◆ WHAT THE TASK ASKS:
Reproduce all of the data that follows, character for character.

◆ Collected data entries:
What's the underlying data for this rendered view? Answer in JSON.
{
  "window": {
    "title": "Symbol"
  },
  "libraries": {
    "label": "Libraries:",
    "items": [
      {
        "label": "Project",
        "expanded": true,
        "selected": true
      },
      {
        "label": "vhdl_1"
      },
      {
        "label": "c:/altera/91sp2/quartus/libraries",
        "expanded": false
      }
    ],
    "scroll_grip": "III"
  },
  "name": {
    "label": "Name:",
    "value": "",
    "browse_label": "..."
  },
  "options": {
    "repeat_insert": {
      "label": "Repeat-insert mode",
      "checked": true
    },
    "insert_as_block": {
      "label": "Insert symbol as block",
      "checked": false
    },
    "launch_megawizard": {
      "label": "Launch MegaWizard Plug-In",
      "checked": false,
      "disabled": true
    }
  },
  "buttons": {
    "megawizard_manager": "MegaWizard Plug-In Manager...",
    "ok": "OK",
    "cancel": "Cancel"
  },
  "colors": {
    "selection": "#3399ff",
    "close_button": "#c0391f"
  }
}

◆ EXERCISE RESULT:
What's the underlying data for this rendered view? Answer in JSON.
{
  "window": {
    "title": "Symbol"
  },
  "libraries": {
    "label": "Libraries:",
    "items": [
      {
        "label": "Project",
        "expanded": true,
        "selected": true
      },
      {
        "label": "vhdl_1"
      },
      {
        "label": "c:/altera/91sp2/quartus/libraries",
        "expanded": false
      }
    ],
    "scroll_grip": "III"
  },
  "name": {
    "label": "Name:",
    "value": "",
    "browse_label": "..."
  },
  "options": {
    "repeat_insert": {
      "label": "Repeat-insert mode",
      "checked": true
    },
    "insert_as_block": {
      "label": "Insert symbol as block",
      "checked": false
    },
    "launch_megawizard": {
      "label": "Launch MegaWizard Plug-In",
      "checked": false,
      "disabled": true
    }
  },
  "buttons": {
    "megawizard_manager": "MegaWizard Plug-In Manager...",
    "ok": "OK",
    "cancel": "Cancel"
  },
  "colors": {
    "selection": "#3399ff",
    "close_button": "#c0391f"
  }
}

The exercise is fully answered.